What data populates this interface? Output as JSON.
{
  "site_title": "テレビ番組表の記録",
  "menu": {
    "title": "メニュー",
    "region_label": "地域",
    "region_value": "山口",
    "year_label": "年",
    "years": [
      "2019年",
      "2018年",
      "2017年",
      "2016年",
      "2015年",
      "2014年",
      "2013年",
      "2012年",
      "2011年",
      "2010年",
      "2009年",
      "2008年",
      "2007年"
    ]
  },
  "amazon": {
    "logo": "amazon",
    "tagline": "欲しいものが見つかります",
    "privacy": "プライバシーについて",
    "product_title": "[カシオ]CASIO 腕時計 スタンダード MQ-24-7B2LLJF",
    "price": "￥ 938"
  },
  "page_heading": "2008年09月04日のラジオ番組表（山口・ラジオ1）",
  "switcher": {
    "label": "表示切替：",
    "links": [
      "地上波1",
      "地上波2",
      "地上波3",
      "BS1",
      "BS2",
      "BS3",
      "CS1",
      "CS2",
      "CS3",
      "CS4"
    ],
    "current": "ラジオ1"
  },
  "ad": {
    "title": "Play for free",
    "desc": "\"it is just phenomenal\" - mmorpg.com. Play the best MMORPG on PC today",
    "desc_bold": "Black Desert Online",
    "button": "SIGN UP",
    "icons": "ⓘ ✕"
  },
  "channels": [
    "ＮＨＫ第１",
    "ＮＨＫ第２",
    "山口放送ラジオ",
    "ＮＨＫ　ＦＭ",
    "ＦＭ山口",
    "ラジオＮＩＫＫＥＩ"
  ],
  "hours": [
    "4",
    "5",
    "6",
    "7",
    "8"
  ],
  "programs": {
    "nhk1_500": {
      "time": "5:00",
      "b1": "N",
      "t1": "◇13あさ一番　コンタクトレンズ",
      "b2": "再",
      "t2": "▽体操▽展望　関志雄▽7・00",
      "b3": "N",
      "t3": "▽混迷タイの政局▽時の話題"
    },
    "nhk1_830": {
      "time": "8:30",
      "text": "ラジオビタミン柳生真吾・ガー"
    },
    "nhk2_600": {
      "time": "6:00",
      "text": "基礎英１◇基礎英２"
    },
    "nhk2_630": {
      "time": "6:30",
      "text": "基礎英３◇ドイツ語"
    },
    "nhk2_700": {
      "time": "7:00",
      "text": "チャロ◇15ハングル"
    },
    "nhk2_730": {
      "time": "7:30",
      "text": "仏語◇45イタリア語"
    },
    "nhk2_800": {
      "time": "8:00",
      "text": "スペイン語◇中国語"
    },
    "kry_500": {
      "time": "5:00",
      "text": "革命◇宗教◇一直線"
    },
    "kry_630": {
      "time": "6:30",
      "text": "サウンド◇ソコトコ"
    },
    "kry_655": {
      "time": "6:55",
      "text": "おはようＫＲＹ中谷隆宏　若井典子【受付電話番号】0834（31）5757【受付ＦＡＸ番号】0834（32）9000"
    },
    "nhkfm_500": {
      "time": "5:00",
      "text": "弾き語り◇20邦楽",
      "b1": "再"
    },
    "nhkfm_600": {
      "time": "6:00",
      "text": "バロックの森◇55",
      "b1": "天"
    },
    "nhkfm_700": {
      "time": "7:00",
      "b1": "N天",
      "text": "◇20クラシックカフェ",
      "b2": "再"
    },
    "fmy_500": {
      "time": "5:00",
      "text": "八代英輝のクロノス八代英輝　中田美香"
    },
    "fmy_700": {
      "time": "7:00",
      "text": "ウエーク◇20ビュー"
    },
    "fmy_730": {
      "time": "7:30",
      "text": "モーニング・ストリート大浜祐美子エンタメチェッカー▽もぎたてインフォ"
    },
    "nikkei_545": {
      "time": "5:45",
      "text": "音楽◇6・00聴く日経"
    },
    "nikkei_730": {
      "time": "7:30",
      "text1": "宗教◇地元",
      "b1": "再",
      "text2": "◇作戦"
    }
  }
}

-=-=-

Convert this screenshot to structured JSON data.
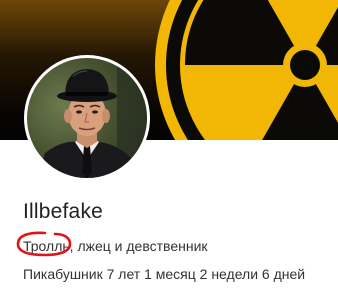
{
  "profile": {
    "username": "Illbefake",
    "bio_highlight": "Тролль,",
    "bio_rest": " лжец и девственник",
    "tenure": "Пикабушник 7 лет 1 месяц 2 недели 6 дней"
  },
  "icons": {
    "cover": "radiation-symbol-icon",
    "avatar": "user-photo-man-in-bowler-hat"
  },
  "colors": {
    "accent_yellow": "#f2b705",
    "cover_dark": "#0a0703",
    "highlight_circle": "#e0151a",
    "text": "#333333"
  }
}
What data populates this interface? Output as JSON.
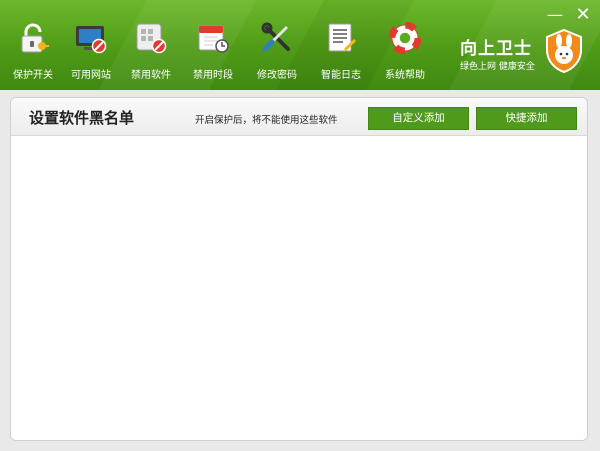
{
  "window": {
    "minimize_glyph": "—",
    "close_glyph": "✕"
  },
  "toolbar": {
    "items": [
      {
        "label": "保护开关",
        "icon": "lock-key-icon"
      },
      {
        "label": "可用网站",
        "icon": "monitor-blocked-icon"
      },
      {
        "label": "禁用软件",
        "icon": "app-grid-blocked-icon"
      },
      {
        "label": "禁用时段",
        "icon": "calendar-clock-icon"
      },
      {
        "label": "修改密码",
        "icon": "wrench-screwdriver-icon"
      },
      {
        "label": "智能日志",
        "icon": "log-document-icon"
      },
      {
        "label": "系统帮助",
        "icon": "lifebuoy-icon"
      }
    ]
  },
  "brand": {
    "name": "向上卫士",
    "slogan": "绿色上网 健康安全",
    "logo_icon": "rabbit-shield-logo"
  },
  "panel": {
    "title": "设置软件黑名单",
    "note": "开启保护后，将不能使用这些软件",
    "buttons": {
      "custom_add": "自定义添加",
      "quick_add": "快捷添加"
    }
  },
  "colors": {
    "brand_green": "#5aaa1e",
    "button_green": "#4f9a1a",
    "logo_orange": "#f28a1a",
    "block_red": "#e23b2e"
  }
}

-=-=-

**Written problem:** From the data, list each line in which the string "Play" appears.

**The answer:**
    "title": "Play for free",
    "desc": "\"it is just phenomenal\" - mmorpg.com. Play the best MMORPG on PC today",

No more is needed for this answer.